* _WHAT YOU SHOULD DO_
Gather up every line from the entries below that uses the word "kort".

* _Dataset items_
* * * *

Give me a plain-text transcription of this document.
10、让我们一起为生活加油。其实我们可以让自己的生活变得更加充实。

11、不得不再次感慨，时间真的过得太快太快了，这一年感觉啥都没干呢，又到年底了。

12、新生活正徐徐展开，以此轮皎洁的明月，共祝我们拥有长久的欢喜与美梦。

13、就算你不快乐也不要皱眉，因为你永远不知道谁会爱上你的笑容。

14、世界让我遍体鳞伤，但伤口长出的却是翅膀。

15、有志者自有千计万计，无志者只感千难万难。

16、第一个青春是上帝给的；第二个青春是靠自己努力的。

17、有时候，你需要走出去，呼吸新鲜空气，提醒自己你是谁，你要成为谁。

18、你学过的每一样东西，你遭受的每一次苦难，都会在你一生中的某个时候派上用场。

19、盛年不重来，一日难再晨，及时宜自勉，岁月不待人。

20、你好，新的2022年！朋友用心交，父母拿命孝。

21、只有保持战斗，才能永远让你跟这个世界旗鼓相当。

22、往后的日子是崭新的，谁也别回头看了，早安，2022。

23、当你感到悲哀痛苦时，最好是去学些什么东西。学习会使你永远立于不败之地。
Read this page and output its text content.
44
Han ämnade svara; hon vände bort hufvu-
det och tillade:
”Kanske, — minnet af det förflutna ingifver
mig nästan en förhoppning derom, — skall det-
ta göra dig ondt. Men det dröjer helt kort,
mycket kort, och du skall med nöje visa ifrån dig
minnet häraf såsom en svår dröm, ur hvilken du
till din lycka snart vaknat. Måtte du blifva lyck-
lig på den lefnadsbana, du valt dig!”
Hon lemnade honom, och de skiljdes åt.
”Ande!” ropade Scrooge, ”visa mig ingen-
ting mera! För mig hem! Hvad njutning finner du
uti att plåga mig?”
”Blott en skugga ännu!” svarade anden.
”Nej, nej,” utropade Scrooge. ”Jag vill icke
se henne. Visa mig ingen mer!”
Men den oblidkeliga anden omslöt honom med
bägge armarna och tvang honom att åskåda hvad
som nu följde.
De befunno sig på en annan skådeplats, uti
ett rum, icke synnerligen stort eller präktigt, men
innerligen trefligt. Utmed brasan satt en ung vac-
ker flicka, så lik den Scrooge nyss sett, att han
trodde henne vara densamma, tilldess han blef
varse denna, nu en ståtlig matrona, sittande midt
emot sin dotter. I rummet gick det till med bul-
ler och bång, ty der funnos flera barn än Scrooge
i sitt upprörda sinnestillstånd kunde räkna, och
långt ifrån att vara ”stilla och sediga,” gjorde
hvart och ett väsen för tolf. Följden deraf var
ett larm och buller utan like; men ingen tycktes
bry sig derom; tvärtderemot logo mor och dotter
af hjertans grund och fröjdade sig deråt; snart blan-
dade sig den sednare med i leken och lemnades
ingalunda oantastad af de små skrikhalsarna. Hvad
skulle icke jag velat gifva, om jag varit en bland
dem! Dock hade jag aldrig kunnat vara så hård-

* * * *

* _THE RESULT_
ta göra dig ondt. Men det dröjer helt kort,
mycket kort, och du skall med nöje visa ifrån dig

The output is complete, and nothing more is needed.